* **Exercise directions**: Search the material and gather each line with "persona" in it.

╭──

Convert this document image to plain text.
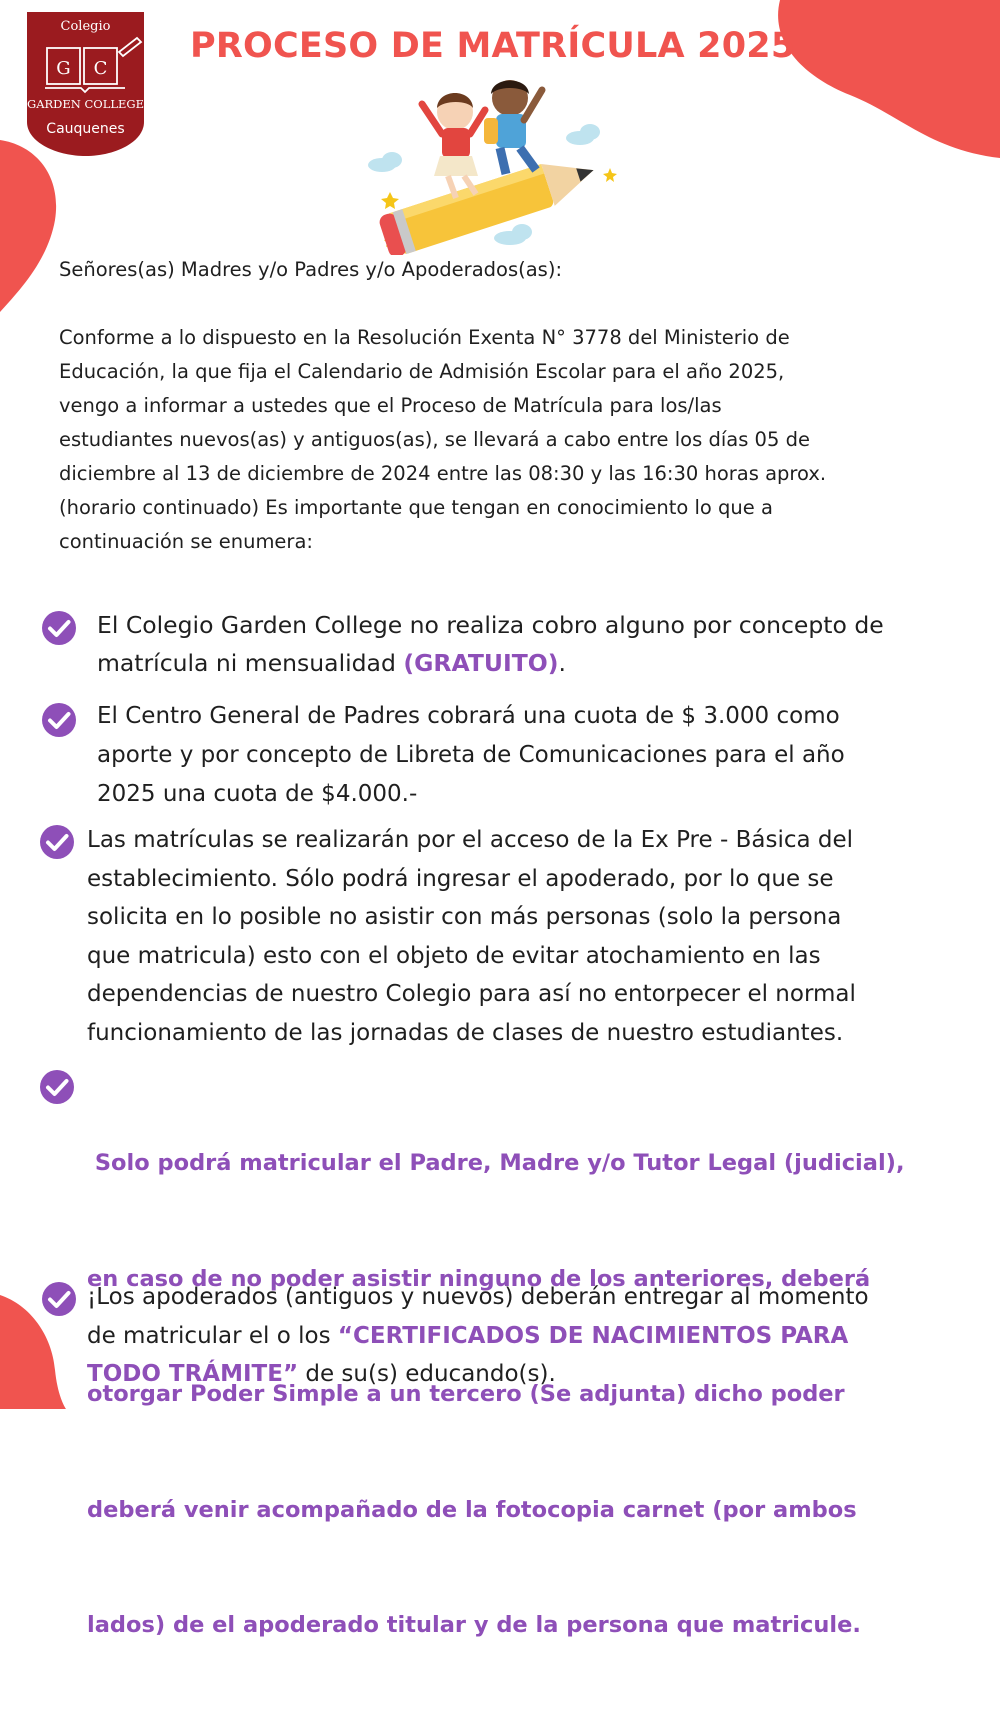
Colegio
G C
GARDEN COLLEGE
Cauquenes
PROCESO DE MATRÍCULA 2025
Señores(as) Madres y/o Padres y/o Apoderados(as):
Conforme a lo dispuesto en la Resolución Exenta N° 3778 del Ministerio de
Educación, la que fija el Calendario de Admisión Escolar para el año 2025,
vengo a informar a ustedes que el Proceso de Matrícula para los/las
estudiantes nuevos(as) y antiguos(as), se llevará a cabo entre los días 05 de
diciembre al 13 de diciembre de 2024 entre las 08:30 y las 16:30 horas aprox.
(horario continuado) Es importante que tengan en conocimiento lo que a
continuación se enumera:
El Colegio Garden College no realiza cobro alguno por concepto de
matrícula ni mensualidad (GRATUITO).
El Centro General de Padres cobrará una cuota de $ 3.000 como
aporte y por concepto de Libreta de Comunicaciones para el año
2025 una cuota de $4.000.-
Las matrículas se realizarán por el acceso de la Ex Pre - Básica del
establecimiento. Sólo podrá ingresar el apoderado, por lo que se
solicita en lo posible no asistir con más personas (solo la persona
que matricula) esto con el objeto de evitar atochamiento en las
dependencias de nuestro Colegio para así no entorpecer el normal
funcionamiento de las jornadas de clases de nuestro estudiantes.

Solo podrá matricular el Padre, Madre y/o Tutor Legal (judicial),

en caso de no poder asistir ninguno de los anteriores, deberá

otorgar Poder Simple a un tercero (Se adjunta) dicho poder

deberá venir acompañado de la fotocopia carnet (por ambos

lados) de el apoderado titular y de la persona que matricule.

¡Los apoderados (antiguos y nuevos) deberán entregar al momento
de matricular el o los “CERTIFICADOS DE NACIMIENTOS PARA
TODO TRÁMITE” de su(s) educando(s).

╰──
╭──

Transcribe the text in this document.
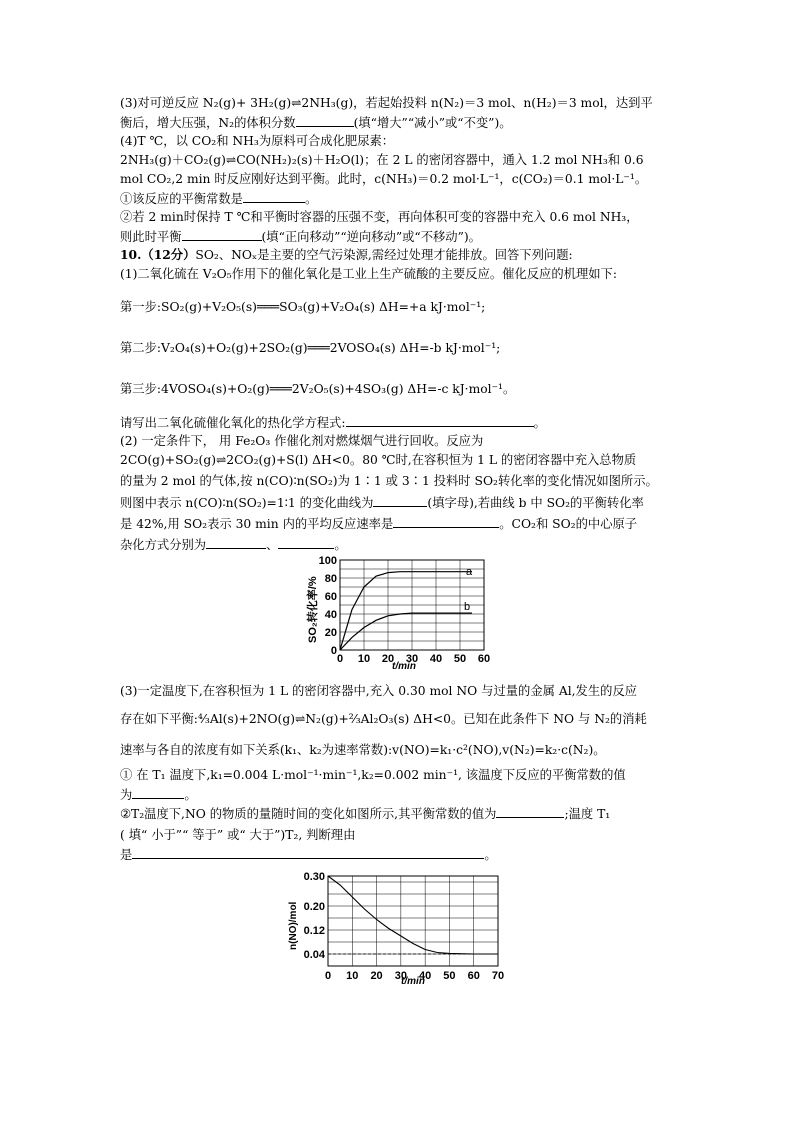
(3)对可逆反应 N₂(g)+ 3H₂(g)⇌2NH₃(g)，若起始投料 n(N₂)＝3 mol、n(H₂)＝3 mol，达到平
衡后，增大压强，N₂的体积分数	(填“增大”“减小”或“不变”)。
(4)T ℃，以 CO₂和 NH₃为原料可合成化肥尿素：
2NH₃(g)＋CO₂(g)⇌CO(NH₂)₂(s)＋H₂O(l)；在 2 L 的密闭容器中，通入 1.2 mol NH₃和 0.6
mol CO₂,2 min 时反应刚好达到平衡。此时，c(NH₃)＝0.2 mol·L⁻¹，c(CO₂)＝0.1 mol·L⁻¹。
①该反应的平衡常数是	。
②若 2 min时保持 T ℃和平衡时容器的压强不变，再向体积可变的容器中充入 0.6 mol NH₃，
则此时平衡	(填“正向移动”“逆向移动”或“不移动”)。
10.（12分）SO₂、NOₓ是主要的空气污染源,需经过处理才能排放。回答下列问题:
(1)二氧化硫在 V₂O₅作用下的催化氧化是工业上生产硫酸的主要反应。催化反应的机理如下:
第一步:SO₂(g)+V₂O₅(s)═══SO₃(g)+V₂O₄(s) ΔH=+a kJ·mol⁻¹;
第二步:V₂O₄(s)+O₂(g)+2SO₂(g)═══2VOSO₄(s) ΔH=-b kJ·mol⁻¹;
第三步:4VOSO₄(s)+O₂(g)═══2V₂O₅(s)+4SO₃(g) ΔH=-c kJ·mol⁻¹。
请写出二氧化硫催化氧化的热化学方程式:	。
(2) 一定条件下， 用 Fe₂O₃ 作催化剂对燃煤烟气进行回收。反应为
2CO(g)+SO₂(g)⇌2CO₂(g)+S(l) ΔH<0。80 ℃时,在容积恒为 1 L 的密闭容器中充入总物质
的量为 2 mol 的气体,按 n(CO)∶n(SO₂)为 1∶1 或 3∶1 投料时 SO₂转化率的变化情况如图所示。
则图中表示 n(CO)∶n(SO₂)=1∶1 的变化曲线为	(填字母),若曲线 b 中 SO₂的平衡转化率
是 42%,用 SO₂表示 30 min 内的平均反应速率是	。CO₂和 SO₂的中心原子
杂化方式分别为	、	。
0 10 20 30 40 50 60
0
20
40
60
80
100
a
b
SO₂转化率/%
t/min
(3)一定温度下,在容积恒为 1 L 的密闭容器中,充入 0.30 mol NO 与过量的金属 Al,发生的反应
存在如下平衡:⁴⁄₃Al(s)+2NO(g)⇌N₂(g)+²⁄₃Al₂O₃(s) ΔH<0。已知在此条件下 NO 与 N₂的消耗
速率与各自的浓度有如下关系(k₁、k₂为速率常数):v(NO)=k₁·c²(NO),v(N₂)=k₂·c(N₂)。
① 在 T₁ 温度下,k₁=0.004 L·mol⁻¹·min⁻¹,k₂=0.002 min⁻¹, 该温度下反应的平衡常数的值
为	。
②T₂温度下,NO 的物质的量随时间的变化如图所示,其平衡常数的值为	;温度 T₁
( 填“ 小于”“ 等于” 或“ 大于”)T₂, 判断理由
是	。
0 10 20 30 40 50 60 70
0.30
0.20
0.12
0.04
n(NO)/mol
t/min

╰──
╭──

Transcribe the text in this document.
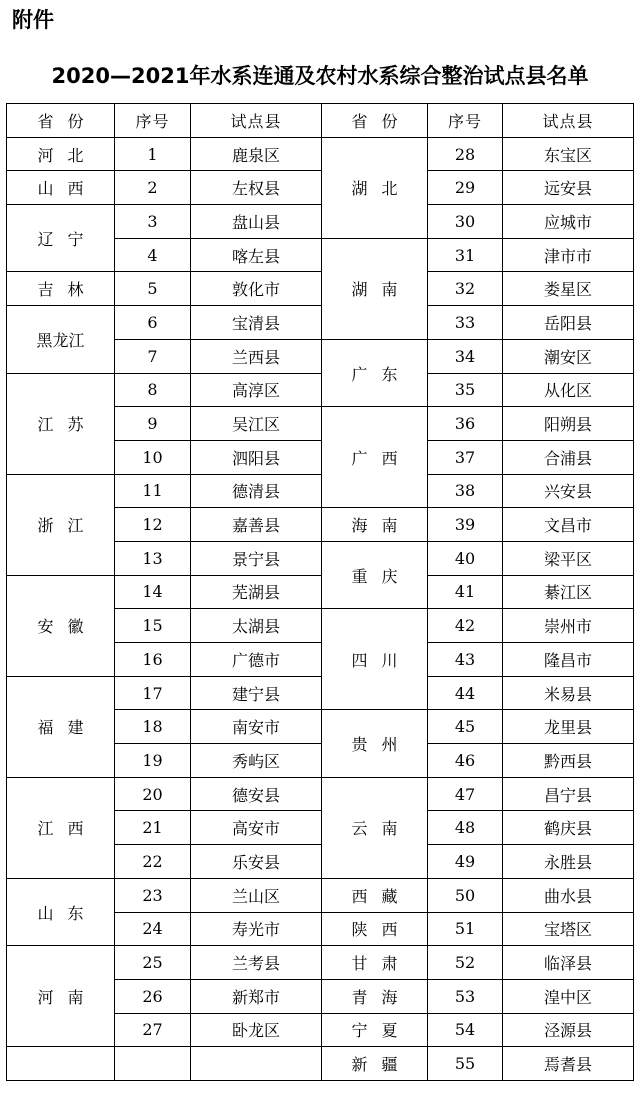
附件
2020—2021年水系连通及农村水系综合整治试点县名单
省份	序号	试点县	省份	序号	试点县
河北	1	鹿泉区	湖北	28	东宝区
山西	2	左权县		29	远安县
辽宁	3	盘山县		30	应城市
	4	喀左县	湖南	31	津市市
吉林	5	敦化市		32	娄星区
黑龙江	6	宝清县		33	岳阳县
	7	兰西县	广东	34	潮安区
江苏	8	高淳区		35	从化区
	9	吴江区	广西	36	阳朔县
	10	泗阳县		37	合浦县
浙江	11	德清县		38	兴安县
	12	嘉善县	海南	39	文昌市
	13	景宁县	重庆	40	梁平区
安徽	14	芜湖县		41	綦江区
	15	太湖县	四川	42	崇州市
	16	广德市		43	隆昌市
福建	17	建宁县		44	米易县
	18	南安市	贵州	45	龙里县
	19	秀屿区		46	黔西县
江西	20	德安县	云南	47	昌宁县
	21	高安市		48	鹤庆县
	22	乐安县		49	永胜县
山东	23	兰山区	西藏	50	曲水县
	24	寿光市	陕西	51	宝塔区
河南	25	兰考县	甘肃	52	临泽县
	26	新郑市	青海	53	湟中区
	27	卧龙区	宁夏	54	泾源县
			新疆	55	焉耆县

╰──

* **Solved exercise**:
solicita en lo posible no asistir con más personas (solo la persona
lados) de el apoderado titular y de la persona que matricule.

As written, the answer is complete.